PROBLEM STATEMENT: List each line of the data that holds the word "studies".

━━━━━━━━

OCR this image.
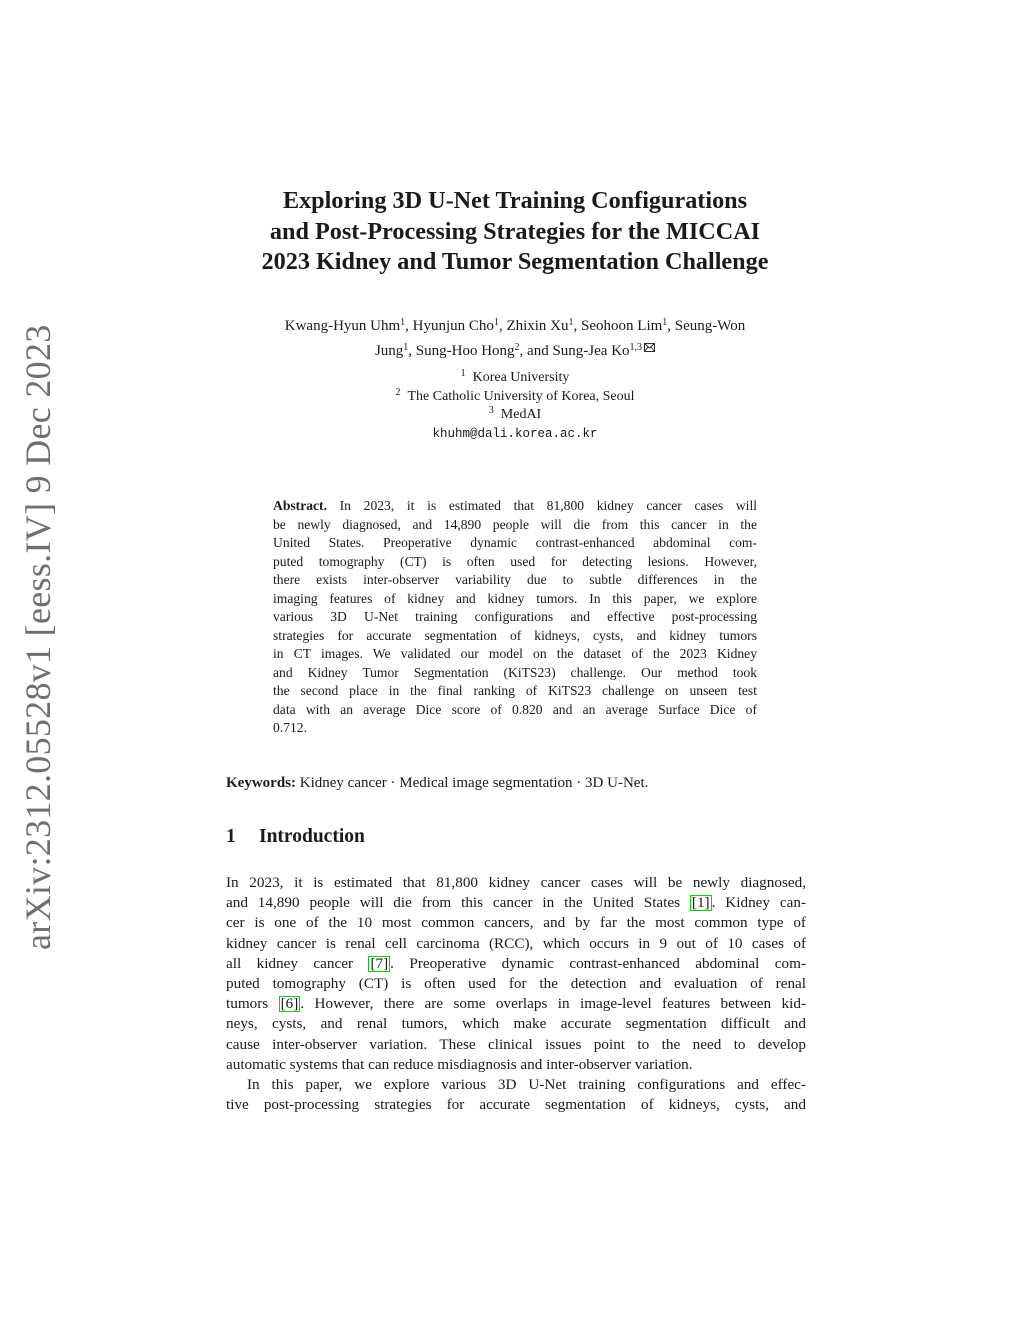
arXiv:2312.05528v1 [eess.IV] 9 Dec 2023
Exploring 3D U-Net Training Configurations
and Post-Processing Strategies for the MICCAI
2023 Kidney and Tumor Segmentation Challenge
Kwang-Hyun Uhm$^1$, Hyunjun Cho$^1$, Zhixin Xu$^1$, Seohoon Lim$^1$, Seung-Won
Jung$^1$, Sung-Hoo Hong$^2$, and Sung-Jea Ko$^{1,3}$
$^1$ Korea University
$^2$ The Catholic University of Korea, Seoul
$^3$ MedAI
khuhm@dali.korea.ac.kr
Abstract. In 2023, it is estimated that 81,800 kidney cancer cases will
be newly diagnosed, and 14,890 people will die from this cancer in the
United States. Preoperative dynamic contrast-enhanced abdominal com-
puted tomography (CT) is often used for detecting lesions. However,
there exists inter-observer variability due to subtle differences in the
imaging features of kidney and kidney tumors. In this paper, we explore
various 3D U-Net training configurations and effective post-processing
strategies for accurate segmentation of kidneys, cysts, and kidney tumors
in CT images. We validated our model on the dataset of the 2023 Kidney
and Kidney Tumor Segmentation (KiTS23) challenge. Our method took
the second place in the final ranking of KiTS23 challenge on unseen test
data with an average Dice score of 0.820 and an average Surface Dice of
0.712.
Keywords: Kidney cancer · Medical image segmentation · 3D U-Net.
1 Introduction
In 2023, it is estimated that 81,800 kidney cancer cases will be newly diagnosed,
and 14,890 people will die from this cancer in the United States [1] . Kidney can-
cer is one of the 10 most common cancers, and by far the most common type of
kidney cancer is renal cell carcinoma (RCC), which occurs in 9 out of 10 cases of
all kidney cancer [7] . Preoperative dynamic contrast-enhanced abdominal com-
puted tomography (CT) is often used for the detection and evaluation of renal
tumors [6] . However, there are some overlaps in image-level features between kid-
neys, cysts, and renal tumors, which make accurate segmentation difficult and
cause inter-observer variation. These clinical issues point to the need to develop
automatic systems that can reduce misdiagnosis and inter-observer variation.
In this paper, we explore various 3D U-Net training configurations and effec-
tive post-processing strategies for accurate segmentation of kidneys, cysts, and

━━━━━━━━

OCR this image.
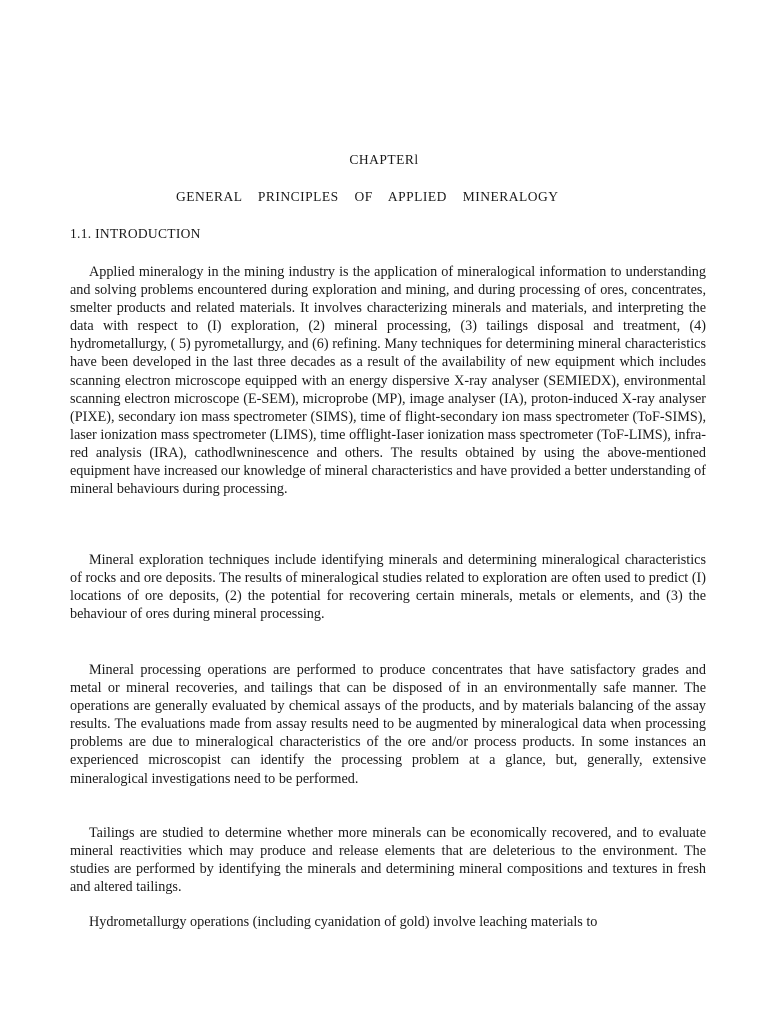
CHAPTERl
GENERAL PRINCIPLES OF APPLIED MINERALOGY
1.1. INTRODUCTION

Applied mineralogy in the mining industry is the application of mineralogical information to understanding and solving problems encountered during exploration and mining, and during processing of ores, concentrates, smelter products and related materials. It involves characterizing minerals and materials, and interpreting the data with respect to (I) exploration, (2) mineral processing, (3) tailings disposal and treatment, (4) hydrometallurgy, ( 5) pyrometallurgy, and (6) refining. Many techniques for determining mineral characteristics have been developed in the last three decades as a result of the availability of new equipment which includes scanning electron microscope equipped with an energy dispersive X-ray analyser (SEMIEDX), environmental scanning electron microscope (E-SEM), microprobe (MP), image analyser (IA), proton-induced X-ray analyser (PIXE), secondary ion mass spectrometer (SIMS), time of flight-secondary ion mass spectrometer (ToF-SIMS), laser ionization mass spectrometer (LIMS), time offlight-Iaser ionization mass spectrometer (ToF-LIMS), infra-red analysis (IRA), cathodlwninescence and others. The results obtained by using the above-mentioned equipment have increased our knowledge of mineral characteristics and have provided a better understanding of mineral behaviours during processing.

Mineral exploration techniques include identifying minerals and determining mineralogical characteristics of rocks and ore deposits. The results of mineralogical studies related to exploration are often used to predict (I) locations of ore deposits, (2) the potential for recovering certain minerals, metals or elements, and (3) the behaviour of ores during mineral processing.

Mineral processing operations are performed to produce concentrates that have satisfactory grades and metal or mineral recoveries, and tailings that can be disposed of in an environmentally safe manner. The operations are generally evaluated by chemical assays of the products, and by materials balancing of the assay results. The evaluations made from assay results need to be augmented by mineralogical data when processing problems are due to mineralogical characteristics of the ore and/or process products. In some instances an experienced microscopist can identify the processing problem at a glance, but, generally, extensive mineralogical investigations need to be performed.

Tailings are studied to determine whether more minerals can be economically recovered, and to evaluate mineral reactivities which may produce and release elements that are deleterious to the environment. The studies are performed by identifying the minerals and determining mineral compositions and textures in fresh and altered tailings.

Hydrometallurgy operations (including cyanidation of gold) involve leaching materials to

━━━━━━━━

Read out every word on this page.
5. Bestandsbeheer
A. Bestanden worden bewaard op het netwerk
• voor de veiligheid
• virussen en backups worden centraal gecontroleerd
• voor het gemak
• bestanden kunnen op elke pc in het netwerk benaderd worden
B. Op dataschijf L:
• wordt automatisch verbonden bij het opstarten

━━━━━━━━

EXERCISE RESPONSE:
Mineral exploration techniques include identifying minerals and determining mineralogical characteristics of rocks and ore deposits. The results of mineralogical studies related to exploration are often used to predict (I) locations of ore deposits, (2) the potential for recovering certain minerals, metals or elements, and (3) the behaviour of ores during mineral processing.
Tailings are studied to determine whether more minerals can be economically recovered, and to evaluate mineral reactivities which may produce and release elements that are deleterious to the environment. The studies are performed by identifying the minerals and determining mineral compositions and textures in fresh and altered tailings.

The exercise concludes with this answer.